[Data entries]
※

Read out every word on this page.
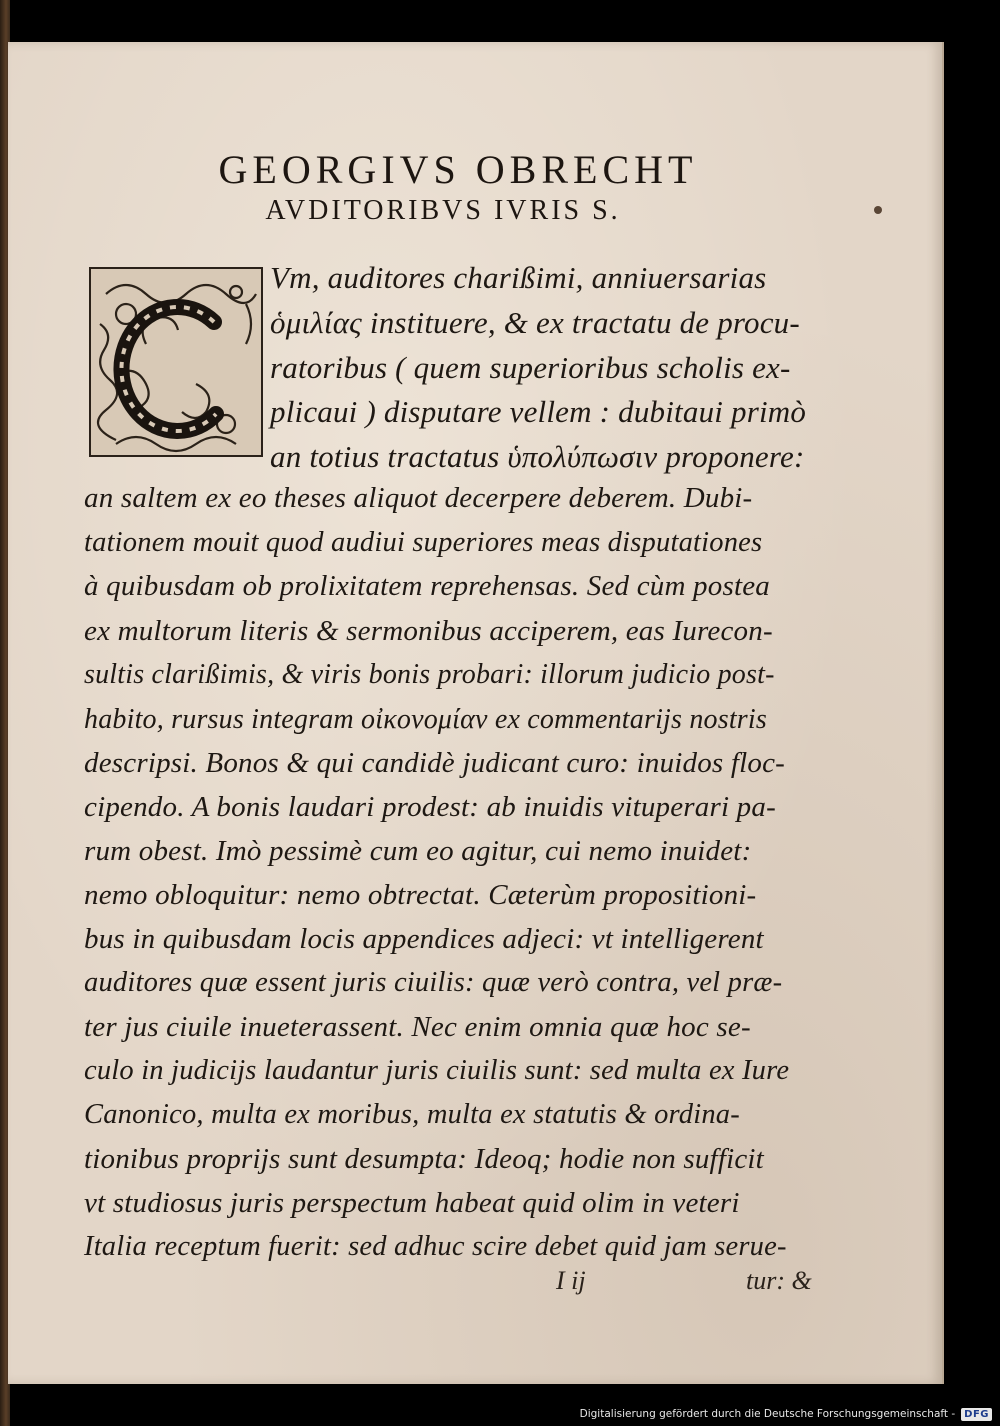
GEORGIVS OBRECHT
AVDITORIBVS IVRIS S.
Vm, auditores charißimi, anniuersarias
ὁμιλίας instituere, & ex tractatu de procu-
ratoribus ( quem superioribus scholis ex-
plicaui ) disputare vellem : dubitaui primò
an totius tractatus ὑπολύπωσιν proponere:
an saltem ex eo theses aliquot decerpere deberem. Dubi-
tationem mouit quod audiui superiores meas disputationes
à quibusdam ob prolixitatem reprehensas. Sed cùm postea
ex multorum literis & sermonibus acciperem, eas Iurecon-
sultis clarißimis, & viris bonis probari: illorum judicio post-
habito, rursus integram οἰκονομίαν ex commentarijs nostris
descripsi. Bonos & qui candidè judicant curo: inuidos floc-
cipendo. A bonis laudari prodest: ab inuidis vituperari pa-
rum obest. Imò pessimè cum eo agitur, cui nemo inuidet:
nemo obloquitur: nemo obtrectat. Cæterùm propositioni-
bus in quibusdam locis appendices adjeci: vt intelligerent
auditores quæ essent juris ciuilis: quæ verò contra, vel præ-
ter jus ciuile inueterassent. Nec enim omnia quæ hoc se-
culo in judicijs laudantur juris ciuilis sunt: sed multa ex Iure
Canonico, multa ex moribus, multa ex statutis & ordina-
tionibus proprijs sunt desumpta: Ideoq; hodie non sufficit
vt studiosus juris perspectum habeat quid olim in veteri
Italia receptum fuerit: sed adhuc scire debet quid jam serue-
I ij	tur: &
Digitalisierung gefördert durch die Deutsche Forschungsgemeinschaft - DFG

※

→ **What you need to do**: Transcribe every entry above exactly. Omit all pictures.

→ **Exercise response**:
Read out every word on this page.
GEORGIVS OBRECHT
AVDITORIBVS IVRIS S.
Vm, auditores charißimi, anniuersarias
ὁμιλίας instituere, & ex tractatu de procu-
ratoribus ( quem superioribus scholis ex-
plicaui ) disputare vellem : dubitaui primò
an totius tractatus ὑπολύπωσιν proponere:
an saltem ex eo theses aliquot decerpere deberem. Dubi-
tationem mouit quod audiui superiores meas disputationes
à quibusdam ob prolixitatem reprehensas. Sed cùm postea
ex multorum literis & sermonibus acciperem, eas Iurecon-
sultis clarißimis, & viris bonis probari: illorum judicio post-
habito, rursus integram οἰκονομίαν ex commentarijs nostris
descripsi. Bonos & qui candidè judicant curo: inuidos floc-
cipendo. A bonis laudari prodest: ab inuidis vituperari pa-
rum obest. Imò pessimè cum eo agitur, cui nemo inuidet:
nemo obloquitur: nemo obtrectat. Cæterùm propositioni-
bus in quibusdam locis appendices adjeci: vt intelligerent
auditores quæ essent juris ciuilis: quæ verò contra, vel præ-
ter jus ciuile inueterassent. Nec enim omnia quæ hoc se-
culo in judicijs laudantur juris ciuilis sunt: sed multa ex Iure
Canonico, multa ex moribus, multa ex statutis & ordina-
tionibus proprijs sunt desumpta: Ideoq; hodie non sufficit
vt studiosus juris perspectum habeat quid olim in veteri
Italia receptum fuerit: sed adhuc scire debet quid jam serue-
I ij	tur: &
Digitalisierung gefördert durch die Deutsche Forschungsgemeinschaft - DFG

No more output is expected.